Task brief. Only a number is wanted: how many lines in the records below contain "rating"?

Entries shown.
┄┄┄┄┄┄┄┄┄┄
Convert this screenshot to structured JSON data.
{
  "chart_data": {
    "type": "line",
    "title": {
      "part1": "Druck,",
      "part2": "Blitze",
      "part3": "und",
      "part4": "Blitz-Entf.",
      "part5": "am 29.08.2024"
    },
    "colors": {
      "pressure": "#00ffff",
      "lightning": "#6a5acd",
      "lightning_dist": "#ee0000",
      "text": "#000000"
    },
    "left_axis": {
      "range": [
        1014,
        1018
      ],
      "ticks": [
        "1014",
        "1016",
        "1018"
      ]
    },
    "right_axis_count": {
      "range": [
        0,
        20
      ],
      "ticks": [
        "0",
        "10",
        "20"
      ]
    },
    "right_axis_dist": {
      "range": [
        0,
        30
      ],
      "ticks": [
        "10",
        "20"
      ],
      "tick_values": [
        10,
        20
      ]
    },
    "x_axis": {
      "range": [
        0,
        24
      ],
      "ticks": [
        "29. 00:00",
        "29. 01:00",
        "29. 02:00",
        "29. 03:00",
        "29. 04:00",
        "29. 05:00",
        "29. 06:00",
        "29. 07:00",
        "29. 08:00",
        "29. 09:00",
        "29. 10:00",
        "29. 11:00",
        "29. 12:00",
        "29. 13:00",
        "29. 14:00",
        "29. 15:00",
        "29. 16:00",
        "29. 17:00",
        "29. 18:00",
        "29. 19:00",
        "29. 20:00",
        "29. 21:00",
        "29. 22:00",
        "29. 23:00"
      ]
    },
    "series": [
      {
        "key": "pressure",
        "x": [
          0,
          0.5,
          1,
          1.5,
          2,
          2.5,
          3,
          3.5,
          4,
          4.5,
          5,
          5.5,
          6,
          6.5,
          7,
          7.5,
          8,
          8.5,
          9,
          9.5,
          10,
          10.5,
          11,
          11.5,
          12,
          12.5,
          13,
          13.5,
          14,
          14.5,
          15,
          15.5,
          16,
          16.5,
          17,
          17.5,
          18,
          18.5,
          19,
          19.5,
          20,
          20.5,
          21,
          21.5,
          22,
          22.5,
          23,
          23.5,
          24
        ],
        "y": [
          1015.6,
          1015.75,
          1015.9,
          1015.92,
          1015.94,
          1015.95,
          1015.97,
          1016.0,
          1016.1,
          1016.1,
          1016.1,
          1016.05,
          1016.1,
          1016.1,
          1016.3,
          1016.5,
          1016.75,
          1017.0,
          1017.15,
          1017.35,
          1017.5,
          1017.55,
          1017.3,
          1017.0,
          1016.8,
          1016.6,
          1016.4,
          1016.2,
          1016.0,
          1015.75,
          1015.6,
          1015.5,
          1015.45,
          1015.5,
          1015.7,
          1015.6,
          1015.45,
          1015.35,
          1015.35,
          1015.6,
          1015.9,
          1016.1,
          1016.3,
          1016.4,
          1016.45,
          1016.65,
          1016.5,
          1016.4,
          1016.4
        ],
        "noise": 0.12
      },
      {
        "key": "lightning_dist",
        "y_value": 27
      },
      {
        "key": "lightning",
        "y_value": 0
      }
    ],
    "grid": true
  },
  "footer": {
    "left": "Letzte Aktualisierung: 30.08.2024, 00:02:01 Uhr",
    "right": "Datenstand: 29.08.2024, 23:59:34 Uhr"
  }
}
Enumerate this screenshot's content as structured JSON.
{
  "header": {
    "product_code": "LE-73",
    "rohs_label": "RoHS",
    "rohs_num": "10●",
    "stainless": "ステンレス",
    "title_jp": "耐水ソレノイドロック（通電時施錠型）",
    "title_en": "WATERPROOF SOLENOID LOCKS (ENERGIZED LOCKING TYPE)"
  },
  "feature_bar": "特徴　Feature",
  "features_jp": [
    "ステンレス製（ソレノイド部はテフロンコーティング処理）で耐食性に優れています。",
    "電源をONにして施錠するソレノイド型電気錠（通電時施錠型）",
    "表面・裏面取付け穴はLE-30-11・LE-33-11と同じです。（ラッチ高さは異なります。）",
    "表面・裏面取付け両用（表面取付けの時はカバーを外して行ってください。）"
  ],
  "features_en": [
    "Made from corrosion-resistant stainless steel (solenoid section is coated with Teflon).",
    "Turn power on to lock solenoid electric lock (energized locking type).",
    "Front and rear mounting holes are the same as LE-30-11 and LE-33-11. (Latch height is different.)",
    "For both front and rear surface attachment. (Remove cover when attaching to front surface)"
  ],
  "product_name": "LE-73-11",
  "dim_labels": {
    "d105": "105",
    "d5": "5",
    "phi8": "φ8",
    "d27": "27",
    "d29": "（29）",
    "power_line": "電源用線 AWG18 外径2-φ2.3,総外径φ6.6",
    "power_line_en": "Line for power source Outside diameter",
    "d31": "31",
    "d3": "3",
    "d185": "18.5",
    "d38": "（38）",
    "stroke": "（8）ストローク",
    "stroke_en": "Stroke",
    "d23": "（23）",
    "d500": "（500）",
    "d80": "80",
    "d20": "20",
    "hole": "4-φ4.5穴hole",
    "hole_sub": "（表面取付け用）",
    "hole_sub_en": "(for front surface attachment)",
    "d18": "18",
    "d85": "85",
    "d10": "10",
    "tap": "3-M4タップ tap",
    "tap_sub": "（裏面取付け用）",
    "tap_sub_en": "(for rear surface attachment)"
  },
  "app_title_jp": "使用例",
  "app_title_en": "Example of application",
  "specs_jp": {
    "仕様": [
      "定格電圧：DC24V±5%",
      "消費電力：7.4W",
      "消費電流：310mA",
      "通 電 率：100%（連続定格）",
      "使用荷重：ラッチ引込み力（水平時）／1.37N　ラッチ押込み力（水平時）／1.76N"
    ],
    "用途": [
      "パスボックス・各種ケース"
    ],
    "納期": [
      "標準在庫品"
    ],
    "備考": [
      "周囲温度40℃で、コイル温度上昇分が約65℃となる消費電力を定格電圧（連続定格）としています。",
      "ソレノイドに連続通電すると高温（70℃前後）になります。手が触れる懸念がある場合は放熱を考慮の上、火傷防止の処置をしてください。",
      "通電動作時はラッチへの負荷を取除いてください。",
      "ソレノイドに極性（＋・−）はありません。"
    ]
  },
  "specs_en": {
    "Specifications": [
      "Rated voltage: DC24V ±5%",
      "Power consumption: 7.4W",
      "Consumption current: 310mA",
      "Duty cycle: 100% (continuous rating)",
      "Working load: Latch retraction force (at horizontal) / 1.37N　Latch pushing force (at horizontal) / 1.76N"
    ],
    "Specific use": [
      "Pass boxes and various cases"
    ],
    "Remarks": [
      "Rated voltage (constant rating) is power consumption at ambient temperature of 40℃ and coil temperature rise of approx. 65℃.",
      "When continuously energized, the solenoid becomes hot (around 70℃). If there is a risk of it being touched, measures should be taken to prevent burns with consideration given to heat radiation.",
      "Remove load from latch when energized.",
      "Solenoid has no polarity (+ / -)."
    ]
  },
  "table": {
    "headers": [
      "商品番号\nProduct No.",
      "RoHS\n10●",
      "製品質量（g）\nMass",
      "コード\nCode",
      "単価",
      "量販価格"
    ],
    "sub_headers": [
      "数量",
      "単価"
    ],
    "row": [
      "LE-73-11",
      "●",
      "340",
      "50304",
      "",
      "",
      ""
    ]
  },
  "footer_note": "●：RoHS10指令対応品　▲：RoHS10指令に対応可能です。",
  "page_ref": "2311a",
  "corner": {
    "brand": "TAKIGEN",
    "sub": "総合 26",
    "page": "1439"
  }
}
┄┄┄┄┄┄┄┄┄┄
Exercise answer. 2